:: Data extract
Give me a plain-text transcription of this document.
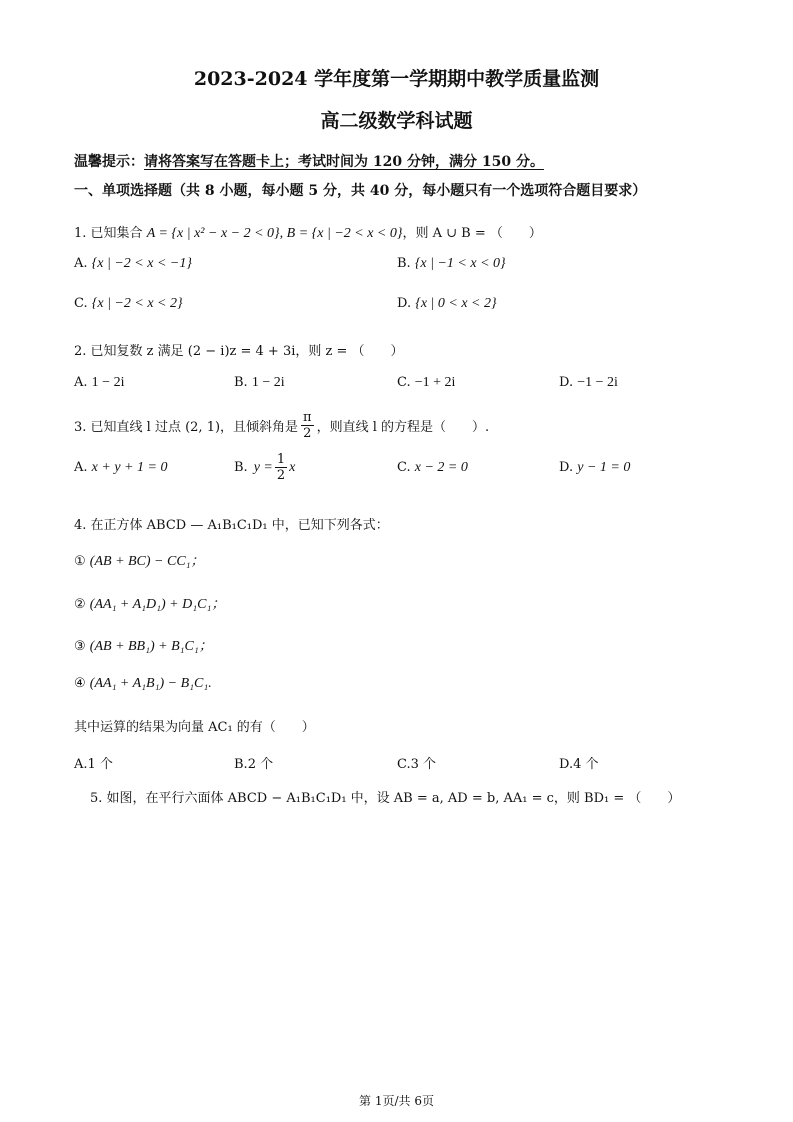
2023-2024 学年度第一学期期中教学质量监测
高二级数学科试题
温馨提示：请将答案写在答题卡上；考试时间为 120 分钟，满分 150 分。
一、单项选择题（共 8 小题，每小题 5 分，共 40 分，每小题只有一个选项符合题目要求）
1. 已知集合 A = {x | x² − x − 2 < 0}, B = {x | −2 < x < 0}，则 A ∪ B = （　　）
A. {x | −2 < x < −1}	B. {x | −1 < x < 0}
C. {x | −2 < x < 2}	D. {x | 0 < x < 2}
2. 已知复数 z 满足 (2 − i)z = 4 + 3i，则 z = （　　）
A. 1 − 2i	B. 1 − 2i	C. −1 + 2i	D. −1 − 2i
3. 已知直线 l 过点 (2, 1)，且倾斜角是 $\frac{\pi}{2}$ ，则直线 l 的方程是（　　）.
A. x + y + 1 = 0	B. $y = \frac{1}{2}$ x	C. x − 2 = 0	D. y − 1 = 0
4. 在正方体 ABCD — A₁B₁C₁D₁ 中，已知下列各式：
① (AB + BC) − CC₁；
② (AA₁ + A₁D₁) + D₁C₁；
③ (AB + BB₁) + B₁C₁；
④ (AA₁ + A₁B₁) − B₁C₁.
其中运算的结果为向量 AC₁ 的有（　　）
A.1 个	B.2 个	C.3 个	D.4 个
5. 如图，在平行六面体 ABCD − A₁B₁C₁D₁ 中，设 AB = a, AD = b, AA₁ = c，则 BD₁ = （　　）
第 1页/共 6页
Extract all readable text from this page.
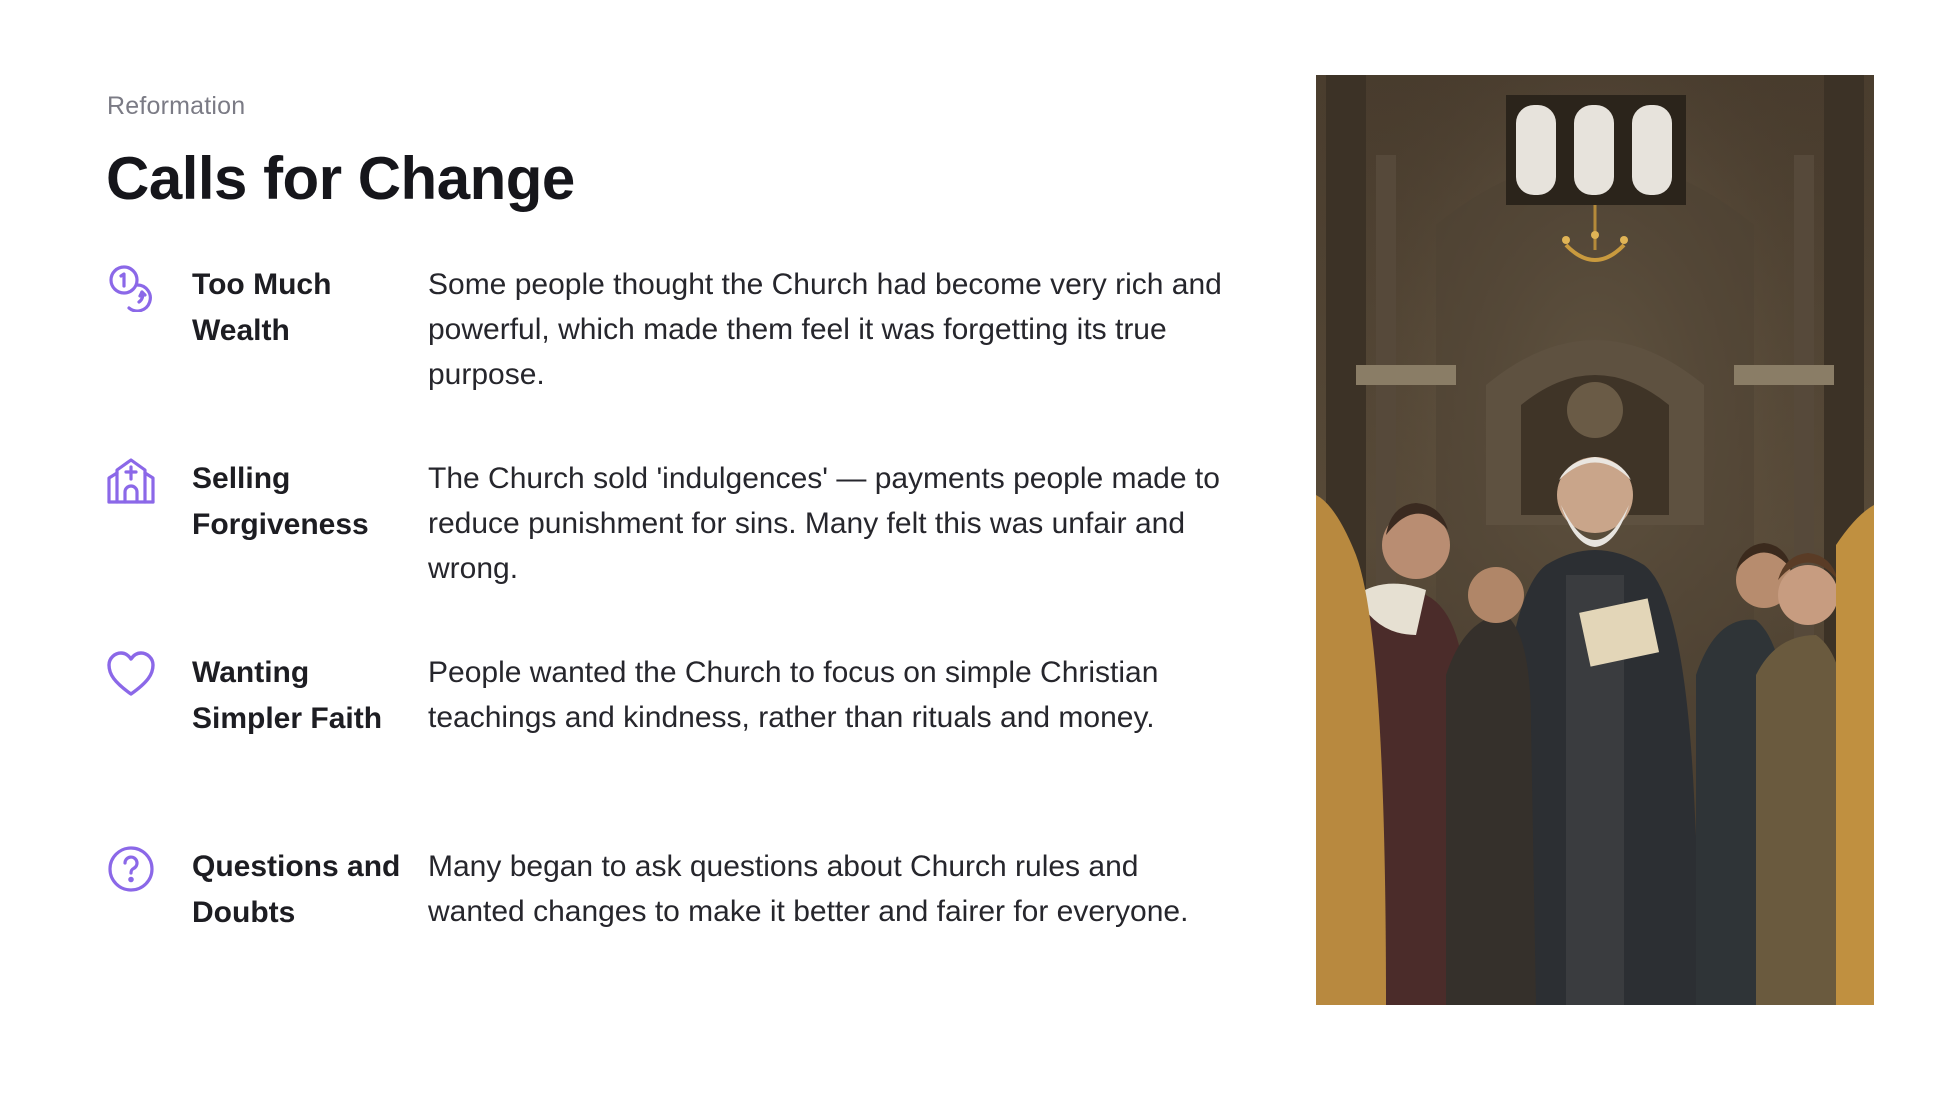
Reformation
Calls for Change
Too Much Wealth
Some people thought the Church had become very rich and powerful, which made them feel it was forgetting its true purpose.
Selling Forgiveness
The Church sold 'indulgences' — payments people made to reduce punishment for sins. Many felt this was unfair and wrong.
Wanting Simpler Faith
People wanted the Church to focus on simple Christian teachings and kindness, rather than rituals and money.
Questions and Doubts
Many began to ask questions about Church rules and wanted changes to make it better and fairer for everyone.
::::
Written instruction:
Using the material above, copy every line in which the string "Many" occurs.

Written solution:
The Church sold 'indulgences' — payments people made to reduce punishment for sins. Many felt this was unfair and wrong.
Many began to ask questions about Church rules and wanted changes to make it better and fairer for everyone.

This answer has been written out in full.